## Task to complete
Print the entries in full, word for word, but not the pictures.
Start of Given entries
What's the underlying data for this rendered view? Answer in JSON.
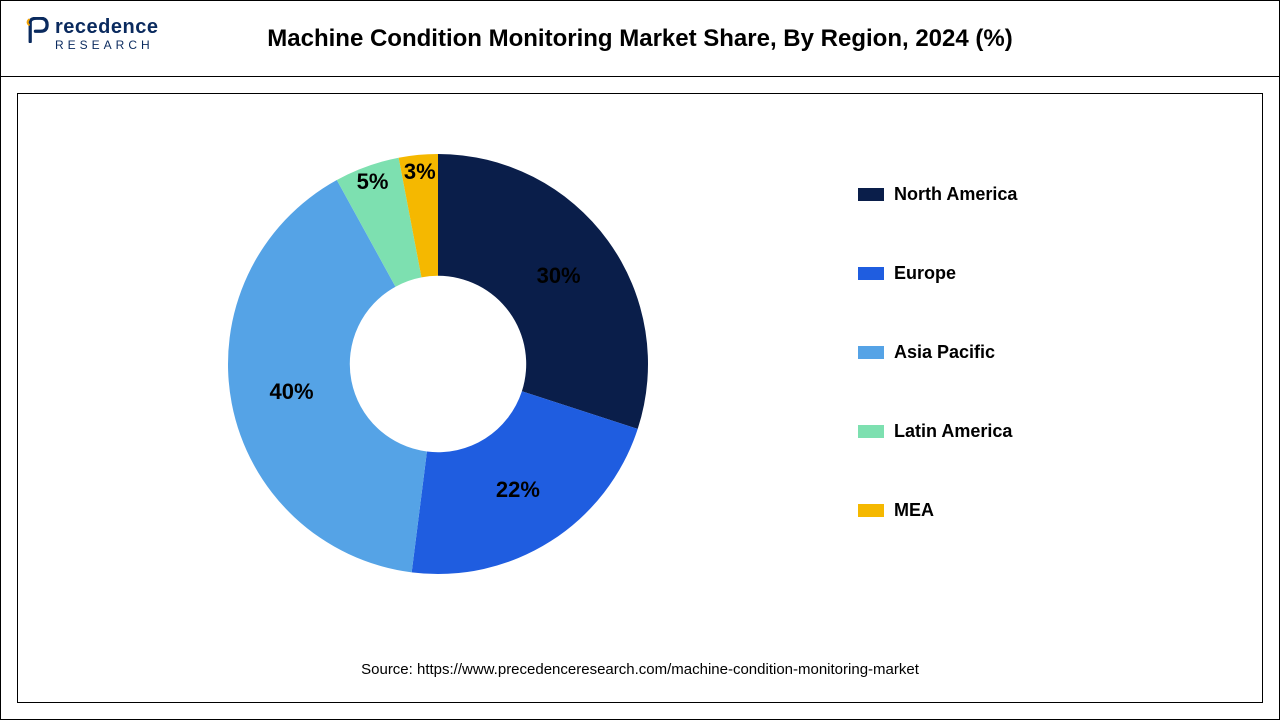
{
  "header": {
    "logo_main": "recedence",
    "logo_sub": "RESEARCH",
    "title": "Machine Condition Monitoring Market Share, By Region, 2024 (%)"
  },
  "chart": {
    "type": "donut",
    "start_angle_deg": 0,
    "inner_radius_ratio": 0.42,
    "outer_radius": 210,
    "background_color": "#ffffff",
    "segments": [
      {
        "label": "North America",
        "value": 30,
        "color": "#0a1e4a",
        "display": "30%"
      },
      {
        "label": "Europe",
        "value": 22,
        "color": "#1f5de0",
        "display": "22%"
      },
      {
        "label": "Asia Pacific",
        "value": 40,
        "color": "#55a3e6",
        "display": "40%"
      },
      {
        "label": "Latin America",
        "value": 5,
        "color": "#7de0b0",
        "display": "5%"
      },
      {
        "label": "MEA",
        "value": 3,
        "color": "#f5b800",
        "display": "3%"
      }
    ],
    "label_fontsize": 22,
    "label_fontweight": "700"
  },
  "legend": {
    "fontsize": 18,
    "fontweight": "700",
    "swatch_width": 26,
    "swatch_height": 13
  },
  "source": "Source: https://www.precedenceresearch.com/machine-condition-monitoring-market"
}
End of Given entries
## Exercise response
What's the underlying data for this rendered view? Answer in JSON.
{
  "header": {
    "logo_main": "recedence",
    "logo_sub": "RESEARCH",
    "title": "Machine Condition Monitoring Market Share, By Region, 2024 (%)"
  },
  "chart": {
    "type": "donut",
    "start_angle_deg": 0,
    "inner_radius_ratio": 0.42,
    "outer_radius": 210,
    "background_color": "#ffffff",
    "segments": [
      {
        "label": "North America",
        "value": 30,
        "color": "#0a1e4a",
        "display": "30%"
      },
      {
        "label": "Europe",
        "value": 22,
        "color": "#1f5de0",
        "display": "22%"
      },
      {
        "label": "Asia Pacific",
        "value": 40,
        "color": "#55a3e6",
        "display": "40%"
      },
      {
        "label": "Latin America",
        "value": 5,
        "color": "#7de0b0",
        "display": "5%"
      },
      {
        "label": "MEA",
        "value": 3,
        "color": "#f5b800",
        "display": "3%"
      }
    ],
    "label_fontsize": 22,
    "label_fontweight": "700"
  },
  "legend": {
    "fontsize": 18,
    "fontweight": "700",
    "swatch_width": 26,
    "swatch_height": 13
  },
  "source": "Source: https://www.precedenceresearch.com/machine-condition-monitoring-market"
}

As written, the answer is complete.